== Source material
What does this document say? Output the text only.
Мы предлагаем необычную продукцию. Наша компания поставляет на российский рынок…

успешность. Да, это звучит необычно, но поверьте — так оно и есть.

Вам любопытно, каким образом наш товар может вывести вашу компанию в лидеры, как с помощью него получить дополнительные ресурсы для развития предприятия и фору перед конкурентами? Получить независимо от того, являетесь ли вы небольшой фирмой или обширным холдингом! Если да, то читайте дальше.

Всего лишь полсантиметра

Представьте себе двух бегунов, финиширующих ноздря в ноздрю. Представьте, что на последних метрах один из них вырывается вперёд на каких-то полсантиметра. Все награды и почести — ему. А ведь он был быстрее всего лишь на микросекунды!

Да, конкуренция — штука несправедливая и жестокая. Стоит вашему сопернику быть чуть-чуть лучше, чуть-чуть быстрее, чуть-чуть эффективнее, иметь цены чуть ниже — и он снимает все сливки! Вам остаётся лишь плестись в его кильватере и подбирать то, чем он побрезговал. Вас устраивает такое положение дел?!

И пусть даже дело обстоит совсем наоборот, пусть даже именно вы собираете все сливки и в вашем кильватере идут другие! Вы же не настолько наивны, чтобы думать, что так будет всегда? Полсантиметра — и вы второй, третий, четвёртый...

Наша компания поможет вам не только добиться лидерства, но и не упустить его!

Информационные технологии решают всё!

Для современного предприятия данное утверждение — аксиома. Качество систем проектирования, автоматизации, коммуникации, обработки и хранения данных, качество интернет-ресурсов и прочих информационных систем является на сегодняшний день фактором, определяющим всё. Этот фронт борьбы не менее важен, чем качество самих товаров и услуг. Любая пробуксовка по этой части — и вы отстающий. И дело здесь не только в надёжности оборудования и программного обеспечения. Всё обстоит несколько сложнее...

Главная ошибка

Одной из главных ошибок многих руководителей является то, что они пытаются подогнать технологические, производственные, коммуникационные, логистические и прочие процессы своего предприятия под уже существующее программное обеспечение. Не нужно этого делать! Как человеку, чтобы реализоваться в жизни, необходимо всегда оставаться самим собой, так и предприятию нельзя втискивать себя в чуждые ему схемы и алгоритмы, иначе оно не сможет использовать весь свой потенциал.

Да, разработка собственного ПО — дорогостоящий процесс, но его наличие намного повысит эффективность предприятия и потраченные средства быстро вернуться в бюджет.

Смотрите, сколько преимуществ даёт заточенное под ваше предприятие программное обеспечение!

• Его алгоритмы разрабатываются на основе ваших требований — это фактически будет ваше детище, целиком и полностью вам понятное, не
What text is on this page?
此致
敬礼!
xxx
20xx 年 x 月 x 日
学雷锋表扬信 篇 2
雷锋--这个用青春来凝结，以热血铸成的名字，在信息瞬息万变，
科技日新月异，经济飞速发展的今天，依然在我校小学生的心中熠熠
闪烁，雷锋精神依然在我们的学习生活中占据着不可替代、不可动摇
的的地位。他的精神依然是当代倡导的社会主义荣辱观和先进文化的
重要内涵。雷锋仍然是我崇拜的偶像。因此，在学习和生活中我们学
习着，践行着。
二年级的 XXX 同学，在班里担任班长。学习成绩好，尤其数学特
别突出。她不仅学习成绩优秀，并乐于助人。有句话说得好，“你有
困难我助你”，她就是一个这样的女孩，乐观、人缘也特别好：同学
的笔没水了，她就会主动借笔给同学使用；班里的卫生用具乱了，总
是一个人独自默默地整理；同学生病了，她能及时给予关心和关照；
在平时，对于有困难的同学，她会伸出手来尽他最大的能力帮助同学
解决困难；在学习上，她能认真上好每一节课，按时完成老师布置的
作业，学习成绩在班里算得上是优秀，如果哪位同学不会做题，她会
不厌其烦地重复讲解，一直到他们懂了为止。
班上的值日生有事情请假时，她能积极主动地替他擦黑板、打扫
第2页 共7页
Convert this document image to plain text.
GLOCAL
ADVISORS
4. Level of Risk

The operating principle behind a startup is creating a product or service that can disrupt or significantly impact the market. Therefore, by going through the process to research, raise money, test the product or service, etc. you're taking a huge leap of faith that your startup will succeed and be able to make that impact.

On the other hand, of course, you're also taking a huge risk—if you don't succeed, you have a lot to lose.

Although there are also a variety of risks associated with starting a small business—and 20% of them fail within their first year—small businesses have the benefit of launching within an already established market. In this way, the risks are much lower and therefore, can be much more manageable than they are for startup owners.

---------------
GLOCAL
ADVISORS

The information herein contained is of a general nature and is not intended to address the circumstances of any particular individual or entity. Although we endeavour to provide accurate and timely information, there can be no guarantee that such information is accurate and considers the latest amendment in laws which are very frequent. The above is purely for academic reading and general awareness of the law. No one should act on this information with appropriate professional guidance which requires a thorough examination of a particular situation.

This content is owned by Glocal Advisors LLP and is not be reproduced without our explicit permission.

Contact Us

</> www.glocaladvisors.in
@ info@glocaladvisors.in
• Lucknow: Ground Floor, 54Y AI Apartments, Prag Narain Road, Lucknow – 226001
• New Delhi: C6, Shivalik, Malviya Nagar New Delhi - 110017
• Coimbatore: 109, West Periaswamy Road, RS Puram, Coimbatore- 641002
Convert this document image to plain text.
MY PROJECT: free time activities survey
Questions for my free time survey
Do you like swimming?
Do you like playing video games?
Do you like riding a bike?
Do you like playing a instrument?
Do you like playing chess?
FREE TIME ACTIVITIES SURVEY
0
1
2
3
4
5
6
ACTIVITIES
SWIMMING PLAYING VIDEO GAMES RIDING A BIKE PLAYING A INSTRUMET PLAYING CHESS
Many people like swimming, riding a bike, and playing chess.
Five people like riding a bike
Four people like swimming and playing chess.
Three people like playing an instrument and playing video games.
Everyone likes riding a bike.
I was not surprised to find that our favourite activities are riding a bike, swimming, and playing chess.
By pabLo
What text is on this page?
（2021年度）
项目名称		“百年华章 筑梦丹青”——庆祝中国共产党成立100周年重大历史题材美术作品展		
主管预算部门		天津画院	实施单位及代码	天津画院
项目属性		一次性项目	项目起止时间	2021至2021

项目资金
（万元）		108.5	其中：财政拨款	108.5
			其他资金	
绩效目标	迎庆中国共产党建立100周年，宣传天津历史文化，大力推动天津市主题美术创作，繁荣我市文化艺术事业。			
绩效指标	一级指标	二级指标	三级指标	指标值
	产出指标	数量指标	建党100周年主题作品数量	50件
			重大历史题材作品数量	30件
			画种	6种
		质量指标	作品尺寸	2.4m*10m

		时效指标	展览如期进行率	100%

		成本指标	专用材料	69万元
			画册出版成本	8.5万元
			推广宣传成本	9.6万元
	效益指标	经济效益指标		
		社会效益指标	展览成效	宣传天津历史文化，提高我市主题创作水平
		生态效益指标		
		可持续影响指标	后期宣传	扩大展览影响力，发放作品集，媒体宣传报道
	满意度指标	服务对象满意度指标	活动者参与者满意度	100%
====
**Given exercise:**
Where does the word "huge" appear? Return each line that holds it.

**Output:**
The operating principle behind a startup is creating a product or service that can disrupt or significantly impact the market. Therefore, by going through the process to research, raise money, test the product or service, etc. you're taking a huge leap of faith that your startup will succeed and be able to make that impact.
On the other hand, of course, you're also taking a huge risk—if you don't succeed, you have a lot to lose.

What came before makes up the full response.